* **ROWS**:
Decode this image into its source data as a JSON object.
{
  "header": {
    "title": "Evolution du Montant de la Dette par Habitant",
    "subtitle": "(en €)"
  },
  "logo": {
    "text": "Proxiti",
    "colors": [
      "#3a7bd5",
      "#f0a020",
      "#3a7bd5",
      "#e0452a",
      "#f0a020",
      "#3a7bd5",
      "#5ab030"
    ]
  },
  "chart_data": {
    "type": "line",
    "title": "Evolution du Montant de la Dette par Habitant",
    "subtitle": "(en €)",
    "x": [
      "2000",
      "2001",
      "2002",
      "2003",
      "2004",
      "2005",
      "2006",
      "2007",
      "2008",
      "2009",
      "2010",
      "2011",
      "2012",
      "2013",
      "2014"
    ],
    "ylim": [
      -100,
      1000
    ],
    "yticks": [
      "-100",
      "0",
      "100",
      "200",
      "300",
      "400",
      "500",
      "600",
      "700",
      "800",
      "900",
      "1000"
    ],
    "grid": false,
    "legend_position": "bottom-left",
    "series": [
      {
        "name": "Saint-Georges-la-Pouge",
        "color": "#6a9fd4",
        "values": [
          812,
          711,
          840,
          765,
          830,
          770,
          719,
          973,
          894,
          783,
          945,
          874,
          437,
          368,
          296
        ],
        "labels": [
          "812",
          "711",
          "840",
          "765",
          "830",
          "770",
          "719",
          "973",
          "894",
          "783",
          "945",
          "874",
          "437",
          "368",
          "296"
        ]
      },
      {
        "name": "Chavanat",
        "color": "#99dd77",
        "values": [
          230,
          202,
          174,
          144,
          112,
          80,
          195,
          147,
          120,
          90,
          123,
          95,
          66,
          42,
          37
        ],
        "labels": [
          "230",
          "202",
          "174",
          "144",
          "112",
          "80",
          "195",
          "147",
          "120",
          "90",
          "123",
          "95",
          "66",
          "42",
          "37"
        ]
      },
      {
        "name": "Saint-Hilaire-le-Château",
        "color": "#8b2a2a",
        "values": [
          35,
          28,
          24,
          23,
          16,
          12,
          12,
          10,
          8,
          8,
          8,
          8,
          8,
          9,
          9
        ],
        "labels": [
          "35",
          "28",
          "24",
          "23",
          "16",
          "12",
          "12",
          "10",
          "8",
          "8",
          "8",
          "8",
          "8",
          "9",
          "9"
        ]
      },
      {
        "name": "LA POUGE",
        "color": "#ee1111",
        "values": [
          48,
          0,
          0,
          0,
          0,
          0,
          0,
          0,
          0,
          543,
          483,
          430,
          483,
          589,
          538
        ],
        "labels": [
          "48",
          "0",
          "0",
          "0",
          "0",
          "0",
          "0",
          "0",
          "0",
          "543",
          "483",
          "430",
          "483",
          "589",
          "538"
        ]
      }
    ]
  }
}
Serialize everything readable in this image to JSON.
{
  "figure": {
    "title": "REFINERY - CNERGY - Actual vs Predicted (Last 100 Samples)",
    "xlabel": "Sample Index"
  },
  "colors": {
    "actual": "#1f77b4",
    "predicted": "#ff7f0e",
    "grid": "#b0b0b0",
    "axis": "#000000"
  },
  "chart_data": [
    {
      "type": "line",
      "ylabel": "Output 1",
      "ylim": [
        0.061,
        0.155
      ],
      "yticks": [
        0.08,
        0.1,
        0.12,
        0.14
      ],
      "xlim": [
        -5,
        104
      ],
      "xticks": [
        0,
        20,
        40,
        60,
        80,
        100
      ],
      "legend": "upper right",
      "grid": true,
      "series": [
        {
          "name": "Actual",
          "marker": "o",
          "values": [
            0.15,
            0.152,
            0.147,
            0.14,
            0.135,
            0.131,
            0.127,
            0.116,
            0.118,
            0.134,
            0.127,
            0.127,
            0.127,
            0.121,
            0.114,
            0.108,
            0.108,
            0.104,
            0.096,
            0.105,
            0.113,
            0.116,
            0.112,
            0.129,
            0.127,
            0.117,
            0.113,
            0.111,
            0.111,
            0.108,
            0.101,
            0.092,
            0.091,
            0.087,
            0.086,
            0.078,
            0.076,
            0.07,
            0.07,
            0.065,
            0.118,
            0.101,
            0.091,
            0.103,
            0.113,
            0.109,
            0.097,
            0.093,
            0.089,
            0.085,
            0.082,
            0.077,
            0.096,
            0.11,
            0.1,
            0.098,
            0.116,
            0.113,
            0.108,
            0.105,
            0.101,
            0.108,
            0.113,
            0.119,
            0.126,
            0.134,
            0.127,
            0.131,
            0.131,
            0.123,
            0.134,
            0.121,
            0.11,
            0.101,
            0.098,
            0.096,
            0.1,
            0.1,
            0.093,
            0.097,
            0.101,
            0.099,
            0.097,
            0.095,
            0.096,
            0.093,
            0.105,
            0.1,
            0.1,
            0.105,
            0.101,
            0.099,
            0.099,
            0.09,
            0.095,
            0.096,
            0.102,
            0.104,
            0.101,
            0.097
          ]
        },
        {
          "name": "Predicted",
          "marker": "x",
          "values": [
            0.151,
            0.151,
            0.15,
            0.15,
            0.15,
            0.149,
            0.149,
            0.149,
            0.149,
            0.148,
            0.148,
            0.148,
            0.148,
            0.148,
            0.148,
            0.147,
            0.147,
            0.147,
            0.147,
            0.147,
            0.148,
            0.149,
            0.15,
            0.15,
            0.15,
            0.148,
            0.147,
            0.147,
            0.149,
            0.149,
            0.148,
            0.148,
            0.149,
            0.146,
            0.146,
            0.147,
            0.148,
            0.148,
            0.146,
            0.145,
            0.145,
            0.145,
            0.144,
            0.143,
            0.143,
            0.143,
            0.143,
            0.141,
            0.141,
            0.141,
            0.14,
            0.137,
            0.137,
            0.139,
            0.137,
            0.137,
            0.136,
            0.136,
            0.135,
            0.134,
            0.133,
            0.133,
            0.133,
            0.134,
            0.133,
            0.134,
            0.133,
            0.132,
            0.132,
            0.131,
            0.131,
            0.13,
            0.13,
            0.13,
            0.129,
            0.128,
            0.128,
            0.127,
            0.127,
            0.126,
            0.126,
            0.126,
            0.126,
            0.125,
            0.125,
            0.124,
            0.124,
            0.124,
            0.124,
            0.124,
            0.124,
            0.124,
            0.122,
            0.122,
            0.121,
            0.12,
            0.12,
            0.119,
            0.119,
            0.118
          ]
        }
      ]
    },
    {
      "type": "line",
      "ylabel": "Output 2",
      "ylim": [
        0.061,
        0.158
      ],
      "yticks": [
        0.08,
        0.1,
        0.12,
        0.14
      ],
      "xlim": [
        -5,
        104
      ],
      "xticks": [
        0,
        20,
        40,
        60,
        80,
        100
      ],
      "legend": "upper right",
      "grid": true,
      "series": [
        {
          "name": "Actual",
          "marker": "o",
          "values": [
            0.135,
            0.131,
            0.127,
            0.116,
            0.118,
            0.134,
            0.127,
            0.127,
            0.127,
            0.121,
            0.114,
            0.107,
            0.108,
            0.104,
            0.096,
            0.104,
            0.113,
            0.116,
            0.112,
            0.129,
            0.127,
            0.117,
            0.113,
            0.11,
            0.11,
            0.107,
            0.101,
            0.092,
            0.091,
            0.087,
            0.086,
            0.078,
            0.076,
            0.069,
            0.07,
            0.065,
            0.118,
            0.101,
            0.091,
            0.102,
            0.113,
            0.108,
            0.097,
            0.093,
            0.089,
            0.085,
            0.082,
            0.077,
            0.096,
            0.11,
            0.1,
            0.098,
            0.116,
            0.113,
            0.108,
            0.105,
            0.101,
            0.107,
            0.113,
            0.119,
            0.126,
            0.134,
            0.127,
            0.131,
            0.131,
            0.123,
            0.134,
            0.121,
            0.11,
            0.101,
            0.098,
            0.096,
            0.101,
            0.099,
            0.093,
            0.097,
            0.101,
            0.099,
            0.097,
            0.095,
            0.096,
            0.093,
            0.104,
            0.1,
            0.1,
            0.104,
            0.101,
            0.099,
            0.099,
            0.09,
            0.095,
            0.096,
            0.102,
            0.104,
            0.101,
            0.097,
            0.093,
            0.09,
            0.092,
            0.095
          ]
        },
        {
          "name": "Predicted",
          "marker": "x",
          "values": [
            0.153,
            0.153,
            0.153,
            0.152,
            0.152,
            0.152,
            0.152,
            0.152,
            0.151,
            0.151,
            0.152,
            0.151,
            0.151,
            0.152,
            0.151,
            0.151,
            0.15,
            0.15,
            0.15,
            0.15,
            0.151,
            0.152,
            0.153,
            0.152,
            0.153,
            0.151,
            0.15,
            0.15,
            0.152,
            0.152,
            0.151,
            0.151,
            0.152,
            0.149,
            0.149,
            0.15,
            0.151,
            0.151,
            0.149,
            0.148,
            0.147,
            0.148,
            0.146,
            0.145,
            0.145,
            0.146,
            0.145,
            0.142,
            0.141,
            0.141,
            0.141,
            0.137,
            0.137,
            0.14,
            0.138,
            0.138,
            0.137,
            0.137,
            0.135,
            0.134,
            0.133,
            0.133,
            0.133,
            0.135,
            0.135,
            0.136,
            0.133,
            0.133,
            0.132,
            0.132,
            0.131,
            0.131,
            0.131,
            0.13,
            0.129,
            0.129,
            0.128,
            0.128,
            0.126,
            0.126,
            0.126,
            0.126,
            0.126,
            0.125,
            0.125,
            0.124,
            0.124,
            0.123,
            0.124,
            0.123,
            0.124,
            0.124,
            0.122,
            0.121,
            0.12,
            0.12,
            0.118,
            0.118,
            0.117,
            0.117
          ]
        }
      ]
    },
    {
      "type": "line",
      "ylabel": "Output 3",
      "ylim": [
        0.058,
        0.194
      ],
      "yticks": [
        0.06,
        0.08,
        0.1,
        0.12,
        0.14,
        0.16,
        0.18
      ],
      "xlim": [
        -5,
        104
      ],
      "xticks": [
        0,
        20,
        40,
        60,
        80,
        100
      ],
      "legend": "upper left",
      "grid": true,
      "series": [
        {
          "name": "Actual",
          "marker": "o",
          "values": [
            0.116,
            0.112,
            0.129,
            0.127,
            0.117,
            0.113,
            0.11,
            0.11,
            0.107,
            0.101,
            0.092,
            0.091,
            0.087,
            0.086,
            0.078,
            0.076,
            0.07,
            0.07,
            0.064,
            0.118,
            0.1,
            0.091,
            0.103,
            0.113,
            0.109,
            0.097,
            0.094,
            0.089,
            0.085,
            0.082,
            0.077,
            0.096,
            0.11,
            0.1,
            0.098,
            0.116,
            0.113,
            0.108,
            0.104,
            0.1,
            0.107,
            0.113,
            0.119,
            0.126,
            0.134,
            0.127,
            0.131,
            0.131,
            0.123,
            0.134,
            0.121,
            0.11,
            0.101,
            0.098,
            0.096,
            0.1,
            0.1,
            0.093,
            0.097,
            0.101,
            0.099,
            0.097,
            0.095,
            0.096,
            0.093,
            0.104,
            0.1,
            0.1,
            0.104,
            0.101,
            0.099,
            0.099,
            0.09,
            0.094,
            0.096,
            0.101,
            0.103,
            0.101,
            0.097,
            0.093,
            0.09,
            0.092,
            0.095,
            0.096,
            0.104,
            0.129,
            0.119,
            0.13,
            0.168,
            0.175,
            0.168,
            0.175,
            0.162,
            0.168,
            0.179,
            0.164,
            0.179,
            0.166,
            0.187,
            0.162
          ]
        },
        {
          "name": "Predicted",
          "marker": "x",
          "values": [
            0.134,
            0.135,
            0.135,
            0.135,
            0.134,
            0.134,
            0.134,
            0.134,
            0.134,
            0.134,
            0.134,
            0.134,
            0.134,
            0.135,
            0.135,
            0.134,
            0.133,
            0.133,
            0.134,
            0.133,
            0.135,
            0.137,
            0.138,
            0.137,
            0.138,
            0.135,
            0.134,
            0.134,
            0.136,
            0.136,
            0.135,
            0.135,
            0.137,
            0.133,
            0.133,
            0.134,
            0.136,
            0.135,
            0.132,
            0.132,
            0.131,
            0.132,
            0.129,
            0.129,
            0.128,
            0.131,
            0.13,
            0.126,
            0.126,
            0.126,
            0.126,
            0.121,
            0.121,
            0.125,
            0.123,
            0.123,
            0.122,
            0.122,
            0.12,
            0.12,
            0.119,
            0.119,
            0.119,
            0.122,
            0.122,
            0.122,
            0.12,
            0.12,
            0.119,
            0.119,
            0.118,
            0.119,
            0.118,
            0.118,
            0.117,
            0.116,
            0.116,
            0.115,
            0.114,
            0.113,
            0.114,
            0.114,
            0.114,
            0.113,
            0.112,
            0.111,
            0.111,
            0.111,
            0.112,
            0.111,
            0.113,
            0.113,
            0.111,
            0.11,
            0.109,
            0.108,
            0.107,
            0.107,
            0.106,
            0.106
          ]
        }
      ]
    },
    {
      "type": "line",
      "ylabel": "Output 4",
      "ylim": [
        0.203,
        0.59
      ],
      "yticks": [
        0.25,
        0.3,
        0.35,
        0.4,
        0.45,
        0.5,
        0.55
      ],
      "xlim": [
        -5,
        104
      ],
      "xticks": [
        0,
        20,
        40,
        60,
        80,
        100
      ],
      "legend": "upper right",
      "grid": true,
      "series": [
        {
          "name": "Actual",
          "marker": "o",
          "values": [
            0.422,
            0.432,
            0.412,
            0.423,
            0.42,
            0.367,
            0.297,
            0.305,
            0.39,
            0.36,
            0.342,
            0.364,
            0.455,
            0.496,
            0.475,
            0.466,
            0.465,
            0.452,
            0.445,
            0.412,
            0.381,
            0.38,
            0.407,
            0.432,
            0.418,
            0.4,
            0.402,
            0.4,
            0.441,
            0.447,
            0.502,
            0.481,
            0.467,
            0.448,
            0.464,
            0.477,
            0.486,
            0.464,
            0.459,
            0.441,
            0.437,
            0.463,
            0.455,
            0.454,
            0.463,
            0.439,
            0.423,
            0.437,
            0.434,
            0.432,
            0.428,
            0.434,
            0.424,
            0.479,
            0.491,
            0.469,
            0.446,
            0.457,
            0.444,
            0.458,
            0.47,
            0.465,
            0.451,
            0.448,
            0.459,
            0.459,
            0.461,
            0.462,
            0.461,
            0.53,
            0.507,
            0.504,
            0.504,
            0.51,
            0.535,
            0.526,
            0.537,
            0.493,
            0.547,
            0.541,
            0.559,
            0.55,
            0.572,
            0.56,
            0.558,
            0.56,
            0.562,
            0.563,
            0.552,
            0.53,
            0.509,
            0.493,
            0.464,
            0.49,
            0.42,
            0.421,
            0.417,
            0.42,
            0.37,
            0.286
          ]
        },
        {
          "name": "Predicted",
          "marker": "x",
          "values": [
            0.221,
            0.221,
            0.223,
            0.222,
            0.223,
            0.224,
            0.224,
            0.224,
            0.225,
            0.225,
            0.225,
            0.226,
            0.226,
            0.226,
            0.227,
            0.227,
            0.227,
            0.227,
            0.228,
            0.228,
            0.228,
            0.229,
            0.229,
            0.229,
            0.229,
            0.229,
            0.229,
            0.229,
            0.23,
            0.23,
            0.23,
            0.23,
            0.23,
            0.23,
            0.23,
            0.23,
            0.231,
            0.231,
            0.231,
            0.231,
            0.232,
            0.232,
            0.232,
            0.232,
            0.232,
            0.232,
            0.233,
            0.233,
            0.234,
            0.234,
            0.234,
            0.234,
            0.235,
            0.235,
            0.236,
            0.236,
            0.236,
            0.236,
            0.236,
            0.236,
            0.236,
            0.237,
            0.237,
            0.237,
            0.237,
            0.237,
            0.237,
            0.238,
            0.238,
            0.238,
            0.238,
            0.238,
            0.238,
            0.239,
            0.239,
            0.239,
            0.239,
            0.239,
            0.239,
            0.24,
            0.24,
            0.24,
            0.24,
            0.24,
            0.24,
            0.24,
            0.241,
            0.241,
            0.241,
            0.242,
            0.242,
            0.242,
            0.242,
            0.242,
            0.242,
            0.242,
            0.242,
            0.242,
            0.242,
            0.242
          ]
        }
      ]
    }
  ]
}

* **SHORT EXERCISE**: In the entries above, identify every line with the string "this".

* **RESPONSE**:
Decode this image into its source data as a JSON object.
Serialize everything readable in this image to JSON.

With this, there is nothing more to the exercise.